:: READING TEXT

USS must also diversify its startlingly uniform group of ‘independent’ trustees, as Martin O’Neill has argued. As it stands, USS’s five ‘independent’ trustees outnumber both its four employer-appointed trustees and its three UCU-appointed trustees. Of the current five, four are representatives of the financial services industry, and the fifth spent almost all of his career working for Rio Tinto, a mining company whose well-documented record of despoiling the environment has already led another, more responsible pension fund to divest from the company entirely. Some of these lifelong representatives of finance capitalism should be replaced by figures with experience of pension schemes whose employers, like USS, have no obligations to corporate shareholders: for example, one of the Church of England’s DB schemes, or a funded state pension scheme of a foreign country. One way to do this, as the University of Bristol has already suggested in its own submission to this phase of the JEP, is to give members input into the appointment of one or more independent trustees; alternatively, the number of member-appointed places on the board could simply be increased, in order to dilute the influence of employer-appointed and ‘independent’ members.

1.2 Relationship between USS Trustee Board, Executive, and Actuary

We call for a Board of Trustees which is able to discharge its responsibilities by robustly challenging and testing the approach and proposals of the USS Executive.

We note in the USS Corporate Governance Framework Policy (updated December 2018) that Directors are expected ‘To constructively challenge, debate intelligently and test recommendations from committees, the Group Executive and USSIM [USS Investment Management Limited] and to challenge advisers to ensure sound decisions are made’ (p.55). There is no strong evidence to indicate that this is currently the case. Likewise, it is unclear whether there are robust procedures by which the Executive is mandated to respond to individual directors’ questions and critiques. The extent to which some of the most fundamental aspects of USS governance are being adequately carried out is in serious doubt.

We call on the Board of Trustees to make clear whether they are in possession of all data and other materials that they might require to undertake their fiduciary duties.

We note the arguments made by Sally Bridgeland (member of the JEP) and co-author Amin Rajan: ‘For trustees, the challenge is how to delegate authority to investment professionals without losing control’ (Bridgeland and Rajan, ‘Governance practices: Bridging the gap between rhetoric and reality’). There have been indications over the last year that the USS Board has not been ‘in control’, as Hilary Salt and Derek Benstead suggest in a First Actuarial report. (In the course of the 2017 valuation, First Actuarial reported, for example, that they saw no documents signed either by the Trustee or by the Scheme Actuary.)

Nor is it clear exactly how the relationship between the JNC, the Executive and the Trustee Board functions. It appears that JNC meetings are generally attended by the USS Executive, but not by the Trustee Chair or a significant number of Board members. If this is true, how are JNC deliberations and points of contention conveyed to the Trustee Board? How does the Trustee Board gain insight into the deliberations of the JNC and the employer consultation process more generally?

We call on the USS Board of Trustees to publish all Board papers unless there are specific, justifiable reasons to redact particular agenda items.

In order for member- and employer-appointed bodies like the JEP to exercise meaningful oversight over the activities of the Board and its interactions with the Executive, more transparency is needed with respect to USS’s internal deliberations.

::::

#### WHAT IS ASKED:
Please write out the pension governance text again, starting with "We note the" and going on through "the Scheme Actuary.)", and change "First Actuarial" to "the consultancy" wherever it occurs. The items are separate material, unconnected to the pension governance text.

:: RECORDS

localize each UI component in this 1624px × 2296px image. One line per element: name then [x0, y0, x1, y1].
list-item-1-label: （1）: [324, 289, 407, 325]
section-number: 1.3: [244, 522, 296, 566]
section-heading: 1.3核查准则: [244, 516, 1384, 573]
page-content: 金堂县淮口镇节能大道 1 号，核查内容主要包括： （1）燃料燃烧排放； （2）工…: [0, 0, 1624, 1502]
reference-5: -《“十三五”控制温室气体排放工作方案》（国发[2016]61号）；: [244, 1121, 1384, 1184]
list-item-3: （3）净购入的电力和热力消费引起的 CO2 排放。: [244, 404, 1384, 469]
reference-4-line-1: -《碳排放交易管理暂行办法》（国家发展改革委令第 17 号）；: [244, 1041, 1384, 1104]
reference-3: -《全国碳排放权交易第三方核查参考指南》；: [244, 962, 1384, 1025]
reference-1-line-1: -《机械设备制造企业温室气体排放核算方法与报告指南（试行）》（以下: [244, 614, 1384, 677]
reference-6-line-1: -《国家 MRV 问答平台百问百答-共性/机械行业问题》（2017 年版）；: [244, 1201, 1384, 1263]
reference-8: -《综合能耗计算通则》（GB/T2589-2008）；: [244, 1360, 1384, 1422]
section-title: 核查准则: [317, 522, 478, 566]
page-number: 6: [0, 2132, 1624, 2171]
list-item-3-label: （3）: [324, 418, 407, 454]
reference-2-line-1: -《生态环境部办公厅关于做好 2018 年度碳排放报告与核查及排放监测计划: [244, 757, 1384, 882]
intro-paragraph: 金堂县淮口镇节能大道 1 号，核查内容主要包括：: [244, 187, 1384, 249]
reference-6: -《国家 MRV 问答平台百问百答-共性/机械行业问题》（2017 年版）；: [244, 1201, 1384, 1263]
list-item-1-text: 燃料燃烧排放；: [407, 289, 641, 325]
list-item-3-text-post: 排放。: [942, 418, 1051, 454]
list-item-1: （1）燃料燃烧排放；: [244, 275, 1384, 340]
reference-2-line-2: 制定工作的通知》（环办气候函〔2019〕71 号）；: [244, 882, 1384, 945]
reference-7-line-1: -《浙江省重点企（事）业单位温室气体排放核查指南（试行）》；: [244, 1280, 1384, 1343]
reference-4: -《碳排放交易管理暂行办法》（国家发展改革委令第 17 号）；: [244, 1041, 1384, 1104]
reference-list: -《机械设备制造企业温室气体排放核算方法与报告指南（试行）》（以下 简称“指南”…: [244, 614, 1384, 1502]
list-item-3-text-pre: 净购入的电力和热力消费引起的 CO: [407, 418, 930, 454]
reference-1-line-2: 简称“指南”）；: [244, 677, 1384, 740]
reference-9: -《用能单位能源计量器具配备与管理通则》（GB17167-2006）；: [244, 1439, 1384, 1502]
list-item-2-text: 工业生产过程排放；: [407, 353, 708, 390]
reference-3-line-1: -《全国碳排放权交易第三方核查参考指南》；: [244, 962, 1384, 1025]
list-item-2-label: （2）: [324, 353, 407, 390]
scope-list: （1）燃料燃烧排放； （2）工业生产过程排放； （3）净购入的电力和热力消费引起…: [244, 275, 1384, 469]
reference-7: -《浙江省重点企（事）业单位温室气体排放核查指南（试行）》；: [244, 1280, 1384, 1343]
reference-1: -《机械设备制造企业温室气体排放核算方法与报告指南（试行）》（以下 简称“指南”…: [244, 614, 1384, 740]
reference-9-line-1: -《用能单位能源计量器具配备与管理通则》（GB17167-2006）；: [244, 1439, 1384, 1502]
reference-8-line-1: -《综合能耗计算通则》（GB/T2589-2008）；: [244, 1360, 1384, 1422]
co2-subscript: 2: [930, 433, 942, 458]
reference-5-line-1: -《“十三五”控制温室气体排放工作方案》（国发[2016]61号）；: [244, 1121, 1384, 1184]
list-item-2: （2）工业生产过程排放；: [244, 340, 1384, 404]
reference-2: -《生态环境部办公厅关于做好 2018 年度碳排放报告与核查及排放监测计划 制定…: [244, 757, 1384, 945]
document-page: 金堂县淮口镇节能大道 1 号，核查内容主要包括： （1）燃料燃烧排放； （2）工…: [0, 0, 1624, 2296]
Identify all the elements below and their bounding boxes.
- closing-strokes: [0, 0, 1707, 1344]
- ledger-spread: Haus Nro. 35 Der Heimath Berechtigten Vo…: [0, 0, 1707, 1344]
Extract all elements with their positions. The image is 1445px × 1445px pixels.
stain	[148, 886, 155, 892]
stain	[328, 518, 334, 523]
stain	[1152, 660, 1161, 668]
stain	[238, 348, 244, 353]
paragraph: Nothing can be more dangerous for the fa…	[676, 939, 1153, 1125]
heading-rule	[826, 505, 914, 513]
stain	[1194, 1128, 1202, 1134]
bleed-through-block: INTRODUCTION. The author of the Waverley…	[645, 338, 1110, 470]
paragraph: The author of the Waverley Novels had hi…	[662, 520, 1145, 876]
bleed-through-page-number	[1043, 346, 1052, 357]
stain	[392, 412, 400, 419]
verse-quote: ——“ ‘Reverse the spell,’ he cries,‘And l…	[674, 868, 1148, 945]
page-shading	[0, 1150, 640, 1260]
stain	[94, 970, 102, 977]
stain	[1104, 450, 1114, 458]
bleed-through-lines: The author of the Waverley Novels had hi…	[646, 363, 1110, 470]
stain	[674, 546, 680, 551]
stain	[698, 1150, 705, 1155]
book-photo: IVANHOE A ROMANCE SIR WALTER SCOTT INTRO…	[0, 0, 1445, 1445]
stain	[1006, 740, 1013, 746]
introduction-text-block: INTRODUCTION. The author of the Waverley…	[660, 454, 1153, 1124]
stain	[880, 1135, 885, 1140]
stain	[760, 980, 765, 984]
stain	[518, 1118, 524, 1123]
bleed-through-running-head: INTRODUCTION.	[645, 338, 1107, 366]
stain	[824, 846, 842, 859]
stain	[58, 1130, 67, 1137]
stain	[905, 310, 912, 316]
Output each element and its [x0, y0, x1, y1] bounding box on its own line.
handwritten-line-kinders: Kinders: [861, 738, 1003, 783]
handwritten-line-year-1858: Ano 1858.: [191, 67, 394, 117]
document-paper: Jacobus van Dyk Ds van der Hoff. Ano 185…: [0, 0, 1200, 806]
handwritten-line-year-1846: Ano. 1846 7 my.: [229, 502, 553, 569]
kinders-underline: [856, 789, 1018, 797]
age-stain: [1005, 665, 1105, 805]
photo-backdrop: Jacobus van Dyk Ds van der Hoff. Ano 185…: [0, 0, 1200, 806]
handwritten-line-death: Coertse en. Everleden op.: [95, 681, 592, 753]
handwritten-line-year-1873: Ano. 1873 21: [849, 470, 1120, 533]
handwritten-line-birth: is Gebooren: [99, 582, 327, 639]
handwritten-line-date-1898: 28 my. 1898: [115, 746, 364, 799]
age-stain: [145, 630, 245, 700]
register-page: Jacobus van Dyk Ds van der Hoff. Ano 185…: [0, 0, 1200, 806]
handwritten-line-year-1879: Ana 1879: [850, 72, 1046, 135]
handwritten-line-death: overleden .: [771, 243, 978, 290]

::::

#### EXERCISE ANSWER:
We note the arguments made by Sally Bridgeland (member of the JEP) and co-author Amin Rajan: ‘For trustees, the challenge is how to delegate authority to investment professionals without losing control’ (Bridgeland and Rajan, ‘Governance practices: Bridging the gap between rhetoric and reality’). There have been indications over the last year that the USS Board has not been ‘in control’, as Hilary Salt and Derek Benstead suggest in a the consultancy report. (In the course of the 2017 valuation, the consultancy reported, for example, that they saw no documents signed either by the Trustee or by the Scheme Actuary.)